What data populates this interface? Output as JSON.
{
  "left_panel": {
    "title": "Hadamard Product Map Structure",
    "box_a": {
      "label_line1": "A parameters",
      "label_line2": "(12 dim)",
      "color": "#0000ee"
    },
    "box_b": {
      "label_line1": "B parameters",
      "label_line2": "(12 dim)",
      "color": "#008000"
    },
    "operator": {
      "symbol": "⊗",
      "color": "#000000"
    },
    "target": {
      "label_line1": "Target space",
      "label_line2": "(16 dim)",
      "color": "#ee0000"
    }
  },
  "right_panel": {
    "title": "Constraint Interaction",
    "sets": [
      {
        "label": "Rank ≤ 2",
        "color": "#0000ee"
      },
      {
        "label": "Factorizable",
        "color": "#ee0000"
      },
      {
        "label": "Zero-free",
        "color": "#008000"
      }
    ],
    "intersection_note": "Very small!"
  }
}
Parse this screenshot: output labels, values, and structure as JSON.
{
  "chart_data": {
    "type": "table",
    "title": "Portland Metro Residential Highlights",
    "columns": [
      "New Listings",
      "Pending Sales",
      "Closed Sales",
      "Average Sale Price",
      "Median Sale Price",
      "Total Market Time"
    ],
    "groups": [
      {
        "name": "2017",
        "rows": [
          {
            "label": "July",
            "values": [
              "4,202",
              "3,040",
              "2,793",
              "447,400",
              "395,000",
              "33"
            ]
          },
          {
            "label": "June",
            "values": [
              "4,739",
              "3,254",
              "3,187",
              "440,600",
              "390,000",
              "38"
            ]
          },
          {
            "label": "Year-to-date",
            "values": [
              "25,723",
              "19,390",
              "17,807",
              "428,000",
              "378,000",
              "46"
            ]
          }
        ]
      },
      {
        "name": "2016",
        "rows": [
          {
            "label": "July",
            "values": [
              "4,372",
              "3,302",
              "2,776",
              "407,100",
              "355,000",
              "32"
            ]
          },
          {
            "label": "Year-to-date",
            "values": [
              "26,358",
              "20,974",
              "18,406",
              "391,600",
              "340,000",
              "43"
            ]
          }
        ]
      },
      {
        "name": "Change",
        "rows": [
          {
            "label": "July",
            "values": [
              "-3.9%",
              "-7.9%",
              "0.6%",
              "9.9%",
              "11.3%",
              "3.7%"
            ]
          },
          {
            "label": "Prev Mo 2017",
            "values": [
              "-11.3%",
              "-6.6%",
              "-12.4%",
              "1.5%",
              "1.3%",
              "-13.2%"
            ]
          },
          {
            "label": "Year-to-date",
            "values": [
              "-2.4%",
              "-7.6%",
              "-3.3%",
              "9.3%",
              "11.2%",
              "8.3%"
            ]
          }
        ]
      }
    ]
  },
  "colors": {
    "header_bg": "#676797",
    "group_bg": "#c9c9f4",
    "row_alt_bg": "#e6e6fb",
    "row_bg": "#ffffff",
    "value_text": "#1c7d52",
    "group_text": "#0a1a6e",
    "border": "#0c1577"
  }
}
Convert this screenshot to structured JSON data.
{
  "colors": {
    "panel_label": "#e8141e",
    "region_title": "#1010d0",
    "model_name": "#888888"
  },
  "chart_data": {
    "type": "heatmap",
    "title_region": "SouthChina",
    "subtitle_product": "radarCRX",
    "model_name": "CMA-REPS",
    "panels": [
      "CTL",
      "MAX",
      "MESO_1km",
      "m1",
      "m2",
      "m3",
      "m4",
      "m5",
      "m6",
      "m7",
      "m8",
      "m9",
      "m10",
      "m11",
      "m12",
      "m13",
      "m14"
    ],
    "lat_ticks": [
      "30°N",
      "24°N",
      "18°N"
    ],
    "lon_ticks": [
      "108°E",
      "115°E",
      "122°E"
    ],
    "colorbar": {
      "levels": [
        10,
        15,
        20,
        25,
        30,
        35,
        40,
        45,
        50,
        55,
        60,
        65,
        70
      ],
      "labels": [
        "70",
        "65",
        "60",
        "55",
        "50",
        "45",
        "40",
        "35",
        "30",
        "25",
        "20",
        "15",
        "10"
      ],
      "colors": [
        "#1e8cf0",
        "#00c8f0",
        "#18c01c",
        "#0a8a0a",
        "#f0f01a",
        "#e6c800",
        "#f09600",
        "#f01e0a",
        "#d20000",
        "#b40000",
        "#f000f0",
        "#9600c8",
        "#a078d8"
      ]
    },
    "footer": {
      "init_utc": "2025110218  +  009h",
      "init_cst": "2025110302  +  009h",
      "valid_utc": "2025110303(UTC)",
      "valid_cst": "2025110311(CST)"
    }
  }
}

→ **Exercise task**: Copy out the data shown above without altering anything.

→ **Problem solution**:
What data populates this interface? Output as JSON.
{
  "left_panel": {
    "title": "Hadamard Product Map Structure",
    "box_a": {
      "label_line1": "A parameters",
      "label_line2": "(12 dim)",
      "color": "#0000ee"
    },
    "box_b": {
      "label_line1": "B parameters",
      "label_line2": "(12 dim)",
      "color": "#008000"
    },
    "operator": {
      "symbol": "⊗",
      "color": "#000000"
    },
    "target": {
      "label_line1": "Target space",
      "label_line2": "(16 dim)",
      "color": "#ee0000"
    }
  },
  "right_panel": {
    "title": "Constraint Interaction",
    "sets": [
      {
        "label": "Rank ≤ 2",
        "color": "#0000ee"
      },
      {
        "label": "Factorizable",
        "color": "#ee0000"
      },
      {
        "label": "Zero-free",
        "color": "#008000"
      }
    ],
    "intersection_note": "Very small!"
  }
}
Parse this screenshot: output labels, values, and structure as JSON.
{
  "chart_data": {
    "type": "table",
    "title": "Portland Metro Residential Highlights",
    "columns": [
      "New Listings",
      "Pending Sales",
      "Closed Sales",
      "Average Sale Price",
      "Median Sale Price",
      "Total Market Time"
    ],
    "groups": [
      {
        "name": "2017",
        "rows": [
          {
            "label": "July",
            "values": [
              "4,202",
              "3,040",
              "2,793",
              "447,400",
              "395,000",
              "33"
            ]
          },
          {
            "label": "June",
            "values": [
              "4,739",
              "3,254",
              "3,187",
              "440,600",
              "390,000",
              "38"
            ]
          },
          {
            "label": "Year-to-date",
            "values": [
              "25,723",
              "19,390",
              "17,807",
              "428,000",
              "378,000",
              "46"
            ]
          }
        ]
      },
      {
        "name": "2016",
        "rows": [
          {
            "label": "July",
            "values": [
              "4,372",
              "3,302",
              "2,776",
              "407,100",
              "355,000",
              "32"
            ]
          },
          {
            "label": "Year-to-date",
            "values": [
              "26,358",
              "20,974",
              "18,406",
              "391,600",
              "340,000",
              "43"
            ]
          }
        ]
      },
      {
        "name": "Change",
        "rows": [
          {
            "label": "July",
            "values": [
              "-3.9%",
              "-7.9%",
              "0.6%",
              "9.9%",
              "11.3%",
              "3.7%"
            ]
          },
          {
            "label": "Prev Mo 2017",
            "values": [
              "-11.3%",
              "-6.6%",
              "-12.4%",
              "1.5%",
              "1.3%",
              "-13.2%"
            ]
          },
          {
            "label": "Year-to-date",
            "values": [
              "-2.4%",
              "-7.6%",
              "-3.3%",
              "9.3%",
              "11.2%",
              "8.3%"
            ]
          }
        ]
      }
    ]
  },
  "colors": {
    "header_bg": "#676797",
    "group_bg": "#c9c9f4",
    "row_alt_bg": "#e6e6fb",
    "row_bg": "#ffffff",
    "value_text": "#1c7d52",
    "group_text": "#0a1a6e",
    "border": "#0c1577"
  }
}
Convert this screenshot to structured JSON data.
{
  "colors": {
    "panel_label": "#e8141e",
    "region_title": "#1010d0",
    "model_name": "#888888"
  },
  "chart_data": {
    "type": "heatmap",
    "title_region": "SouthChina",
    "subtitle_product": "radarCRX",
    "model_name": "CMA-REPS",
    "panels": [
      "CTL",
      "MAX",
      "MESO_1km",
      "m1",
      "m2",
      "m3",
      "m4",
      "m5",
      "m6",
      "m7",
      "m8",
      "m9",
      "m10",
      "m11",
      "m12",
      "m13",
      "m14"
    ],
    "lat_ticks": [
      "30°N",
      "24°N",
      "18°N"
    ],
    "lon_ticks": [
      "108°E",
      "115°E",
      "122°E"
    ],
    "colorbar": {
      "levels": [
        10,
        15,
        20,
        25,
        30,
        35,
        40,
        45,
        50,
        55,
        60,
        65,
        70
      ],
      "labels": [
        "70",
        "65",
        "60",
        "55",
        "50",
        "45",
        "40",
        "35",
        "30",
        "25",
        "20",
        "15",
        "10"
      ],
      "colors": [
        "#1e8cf0",
        "#00c8f0",
        "#18c01c",
        "#0a8a0a",
        "#f0f01a",
        "#e6c800",
        "#f09600",
        "#f01e0a",
        "#d20000",
        "#b40000",
        "#f000f0",
        "#9600c8",
        "#a078d8"
      ]
    },
    "footer": {
      "init_utc": "2025110218  +  009h",
      "init_cst": "2025110302  +  009h",
      "valid_utc": "2025110303(UTC)",
      "valid_cst": "2025110311(CST)"
    }
  }
}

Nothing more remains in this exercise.